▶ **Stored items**
↓↓↓

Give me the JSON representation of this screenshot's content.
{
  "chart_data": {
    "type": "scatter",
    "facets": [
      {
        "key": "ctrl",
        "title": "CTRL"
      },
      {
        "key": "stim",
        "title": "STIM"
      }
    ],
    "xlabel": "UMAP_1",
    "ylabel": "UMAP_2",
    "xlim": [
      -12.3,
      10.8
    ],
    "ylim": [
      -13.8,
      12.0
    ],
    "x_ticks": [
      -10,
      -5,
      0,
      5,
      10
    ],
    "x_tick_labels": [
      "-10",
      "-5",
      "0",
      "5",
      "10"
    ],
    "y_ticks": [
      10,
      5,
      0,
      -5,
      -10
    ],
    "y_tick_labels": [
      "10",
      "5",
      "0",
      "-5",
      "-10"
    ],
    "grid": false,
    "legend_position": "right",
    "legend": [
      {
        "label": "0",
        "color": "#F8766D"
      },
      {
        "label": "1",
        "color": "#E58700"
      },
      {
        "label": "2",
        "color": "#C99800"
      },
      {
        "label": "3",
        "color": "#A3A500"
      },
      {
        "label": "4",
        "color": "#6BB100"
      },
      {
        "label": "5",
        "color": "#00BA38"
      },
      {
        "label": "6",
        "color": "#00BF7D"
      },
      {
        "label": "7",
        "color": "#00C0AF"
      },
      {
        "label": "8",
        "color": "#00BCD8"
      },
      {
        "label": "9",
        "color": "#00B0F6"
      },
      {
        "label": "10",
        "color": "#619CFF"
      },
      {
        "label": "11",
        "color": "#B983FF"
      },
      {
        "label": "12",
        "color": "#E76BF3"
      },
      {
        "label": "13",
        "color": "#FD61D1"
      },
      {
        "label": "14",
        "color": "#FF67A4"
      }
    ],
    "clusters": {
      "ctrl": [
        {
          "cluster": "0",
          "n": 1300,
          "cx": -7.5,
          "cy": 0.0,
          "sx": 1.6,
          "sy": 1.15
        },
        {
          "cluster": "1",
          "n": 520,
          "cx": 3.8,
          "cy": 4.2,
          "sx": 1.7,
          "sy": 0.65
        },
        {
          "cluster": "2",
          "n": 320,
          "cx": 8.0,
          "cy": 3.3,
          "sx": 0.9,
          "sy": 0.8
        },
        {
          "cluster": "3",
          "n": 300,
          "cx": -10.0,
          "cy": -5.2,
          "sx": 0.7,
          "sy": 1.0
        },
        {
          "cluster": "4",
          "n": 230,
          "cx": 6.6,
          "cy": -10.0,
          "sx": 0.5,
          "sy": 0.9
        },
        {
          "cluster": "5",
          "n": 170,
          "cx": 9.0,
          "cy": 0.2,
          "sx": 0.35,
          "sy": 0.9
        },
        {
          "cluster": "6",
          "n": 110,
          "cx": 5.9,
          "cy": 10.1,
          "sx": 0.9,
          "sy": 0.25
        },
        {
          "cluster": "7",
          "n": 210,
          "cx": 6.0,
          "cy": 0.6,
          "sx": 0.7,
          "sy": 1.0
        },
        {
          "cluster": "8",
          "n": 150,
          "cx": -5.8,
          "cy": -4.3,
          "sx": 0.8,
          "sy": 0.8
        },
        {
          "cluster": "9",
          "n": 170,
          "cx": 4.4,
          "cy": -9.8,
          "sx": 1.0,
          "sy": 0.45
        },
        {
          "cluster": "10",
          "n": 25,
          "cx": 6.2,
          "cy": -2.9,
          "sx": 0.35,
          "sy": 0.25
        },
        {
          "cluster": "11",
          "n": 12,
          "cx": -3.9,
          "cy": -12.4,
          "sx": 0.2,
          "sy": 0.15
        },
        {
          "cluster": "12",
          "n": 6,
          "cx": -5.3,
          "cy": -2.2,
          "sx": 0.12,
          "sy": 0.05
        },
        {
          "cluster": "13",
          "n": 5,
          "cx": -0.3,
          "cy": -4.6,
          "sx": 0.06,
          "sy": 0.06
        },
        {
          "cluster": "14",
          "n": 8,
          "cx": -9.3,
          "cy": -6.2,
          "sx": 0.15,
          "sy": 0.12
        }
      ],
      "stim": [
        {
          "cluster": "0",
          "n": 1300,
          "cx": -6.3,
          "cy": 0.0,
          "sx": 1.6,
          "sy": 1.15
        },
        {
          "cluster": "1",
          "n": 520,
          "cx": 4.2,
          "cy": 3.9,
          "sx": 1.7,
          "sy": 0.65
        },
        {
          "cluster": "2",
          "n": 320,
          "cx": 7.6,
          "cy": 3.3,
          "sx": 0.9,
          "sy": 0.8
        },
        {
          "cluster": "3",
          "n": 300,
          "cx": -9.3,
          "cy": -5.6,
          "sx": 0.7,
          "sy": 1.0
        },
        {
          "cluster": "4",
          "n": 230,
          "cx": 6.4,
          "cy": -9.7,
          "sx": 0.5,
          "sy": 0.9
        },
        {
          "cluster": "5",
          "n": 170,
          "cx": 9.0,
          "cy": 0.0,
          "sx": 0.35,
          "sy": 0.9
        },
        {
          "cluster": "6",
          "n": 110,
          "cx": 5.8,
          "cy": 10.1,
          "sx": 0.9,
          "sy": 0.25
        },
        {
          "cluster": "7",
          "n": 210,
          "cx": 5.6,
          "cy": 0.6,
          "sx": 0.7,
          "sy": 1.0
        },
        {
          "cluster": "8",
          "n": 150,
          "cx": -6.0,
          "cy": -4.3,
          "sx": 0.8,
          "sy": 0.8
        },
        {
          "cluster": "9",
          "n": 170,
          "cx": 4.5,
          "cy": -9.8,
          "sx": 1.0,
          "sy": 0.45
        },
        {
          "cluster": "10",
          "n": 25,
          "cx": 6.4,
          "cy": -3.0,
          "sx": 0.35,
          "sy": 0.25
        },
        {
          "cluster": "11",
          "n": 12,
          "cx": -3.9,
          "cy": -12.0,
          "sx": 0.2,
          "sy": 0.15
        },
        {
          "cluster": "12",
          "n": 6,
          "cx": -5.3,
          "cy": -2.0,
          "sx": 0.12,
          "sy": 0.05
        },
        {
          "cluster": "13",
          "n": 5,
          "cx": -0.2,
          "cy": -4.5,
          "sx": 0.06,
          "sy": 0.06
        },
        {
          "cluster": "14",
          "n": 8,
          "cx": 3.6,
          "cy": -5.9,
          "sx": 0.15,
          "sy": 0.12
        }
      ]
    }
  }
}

↑↑↑

▶ **OBJECTIVE**
Return every entry verbatim.

▶ **FULL RESPONSE**
Give me the JSON representation of this screenshot's content.
{
  "chart_data": {
    "type": "scatter",
    "facets": [
      {
        "key": "ctrl",
        "title": "CTRL"
      },
      {
        "key": "stim",
        "title": "STIM"
      }
    ],
    "xlabel": "UMAP_1",
    "ylabel": "UMAP_2",
    "xlim": [
      -12.3,
      10.8
    ],
    "ylim": [
      -13.8,
      12.0
    ],
    "x_ticks": [
      -10,
      -5,
      0,
      5,
      10
    ],
    "x_tick_labels": [
      "-10",
      "-5",
      "0",
      "5",
      "10"
    ],
    "y_ticks": [
      10,
      5,
      0,
      -5,
      -10
    ],
    "y_tick_labels": [
      "10",
      "5",
      "0",
      "-5",
      "-10"
    ],
    "grid": false,
    "legend_position": "right",
    "legend": [
      {
        "label": "0",
        "color": "#F8766D"
      },
      {
        "label": "1",
        "color": "#E58700"
      },
      {
        "label": "2",
        "color": "#C99800"
      },
      {
        "label": "3",
        "color": "#A3A500"
      },
      {
        "label": "4",
        "color": "#6BB100"
      },
      {
        "label": "5",
        "color": "#00BA38"
      },
      {
        "label": "6",
        "color": "#00BF7D"
      },
      {
        "label": "7",
        "color": "#00C0AF"
      },
      {
        "label": "8",
        "color": "#00BCD8"
      },
      {
        "label": "9",
        "color": "#00B0F6"
      },
      {
        "label": "10",
        "color": "#619CFF"
      },
      {
        "label": "11",
        "color": "#B983FF"
      },
      {
        "label": "12",
        "color": "#E76BF3"
      },
      {
        "label": "13",
        "color": "#FD61D1"
      },
      {
        "label": "14",
        "color": "#FF67A4"
      }
    ],
    "clusters": {
      "ctrl": [
        {
          "cluster": "0",
          "n": 1300,
          "cx": -7.5,
          "cy": 0.0,
          "sx": 1.6,
          "sy": 1.15
        },
        {
          "cluster": "1",
          "n": 520,
          "cx": 3.8,
          "cy": 4.2,
          "sx": 1.7,
          "sy": 0.65
        },
        {
          "cluster": "2",
          "n": 320,
          "cx": 8.0,
          "cy": 3.3,
          "sx": 0.9,
          "sy": 0.8
        },
        {
          "cluster": "3",
          "n": 300,
          "cx": -10.0,
          "cy": -5.2,
          "sx": 0.7,
          "sy": 1.0
        },
        {
          "cluster": "4",
          "n": 230,
          "cx": 6.6,
          "cy": -10.0,
          "sx": 0.5,
          "sy": 0.9
        },
        {
          "cluster": "5",
          "n": 170,
          "cx": 9.0,
          "cy": 0.2,
          "sx": 0.35,
          "sy": 0.9
        },
        {
          "cluster": "6",
          "n": 110,
          "cx": 5.9,
          "cy": 10.1,
          "sx": 0.9,
          "sy": 0.25
        },
        {
          "cluster": "7",
          "n": 210,
          "cx": 6.0,
          "cy": 0.6,
          "sx": 0.7,
          "sy": 1.0
        },
        {
          "cluster": "8",
          "n": 150,
          "cx": -5.8,
          "cy": -4.3,
          "sx": 0.8,
          "sy": 0.8
        },
        {
          "cluster": "9",
          "n": 170,
          "cx": 4.4,
          "cy": -9.8,
          "sx": 1.0,
          "sy": 0.45
        },
        {
          "cluster": "10",
          "n": 25,
          "cx": 6.2,
          "cy": -2.9,
          "sx": 0.35,
          "sy": 0.25
        },
        {
          "cluster": "11",
          "n": 12,
          "cx": -3.9,
          "cy": -12.4,
          "sx": 0.2,
          "sy": 0.15
        },
        {
          "cluster": "12",
          "n": 6,
          "cx": -5.3,
          "cy": -2.2,
          "sx": 0.12,
          "sy": 0.05
        },
        {
          "cluster": "13",
          "n": 5,
          "cx": -0.3,
          "cy": -4.6,
          "sx": 0.06,
          "sy": 0.06
        },
        {
          "cluster": "14",
          "n": 8,
          "cx": -9.3,
          "cy": -6.2,
          "sx": 0.15,
          "sy": 0.12
        }
      ],
      "stim": [
        {
          "cluster": "0",
          "n": 1300,
          "cx": -6.3,
          "cy": 0.0,
          "sx": 1.6,
          "sy": 1.15
        },
        {
          "cluster": "1",
          "n": 520,
          "cx": 4.2,
          "cy": 3.9,
          "sx": 1.7,
          "sy": 0.65
        },
        {
          "cluster": "2",
          "n": 320,
          "cx": 7.6,
          "cy": 3.3,
          "sx": 0.9,
          "sy": 0.8
        },
        {
          "cluster": "3",
          "n": 300,
          "cx": -9.3,
          "cy": -5.6,
          "sx": 0.7,
          "sy": 1.0
        },
        {
          "cluster": "4",
          "n": 230,
          "cx": 6.4,
          "cy": -9.7,
          "sx": 0.5,
          "sy": 0.9
        },
        {
          "cluster": "5",
          "n": 170,
          "cx": 9.0,
          "cy": 0.0,
          "sx": 0.35,
          "sy": 0.9
        },
        {
          "cluster": "6",
          "n": 110,
          "cx": 5.8,
          "cy": 10.1,
          "sx": 0.9,
          "sy": 0.25
        },
        {
          "cluster": "7",
          "n": 210,
          "cx": 5.6,
          "cy": 0.6,
          "sx": 0.7,
          "sy": 1.0
        },
        {
          "cluster": "8",
          "n": 150,
          "cx": -6.0,
          "cy": -4.3,
          "sx": 0.8,
          "sy": 0.8
        },
        {
          "cluster": "9",
          "n": 170,
          "cx": 4.5,
          "cy": -9.8,
          "sx": 1.0,
          "sy": 0.45
        },
        {
          "cluster": "10",
          "n": 25,
          "cx": 6.4,
          "cy": -3.0,
          "sx": 0.35,
          "sy": 0.25
        },
        {
          "cluster": "11",
          "n": 12,
          "cx": -3.9,
          "cy": -12.0,
          "sx": 0.2,
          "sy": 0.15
        },
        {
          "cluster": "12",
          "n": 6,
          "cx": -5.3,
          "cy": -2.0,
          "sx": 0.12,
          "sy": 0.05
        },
        {
          "cluster": "13",
          "n": 5,
          "cx": -0.2,
          "cy": -4.5,
          "sx": 0.06,
          "sy": 0.06
        },
        {
          "cluster": "14",
          "n": 8,
          "cx": 3.6,
          "cy": -5.9,
          "sx": 0.15,
          "sy": 0.12
        }
      ]
    }
  }
}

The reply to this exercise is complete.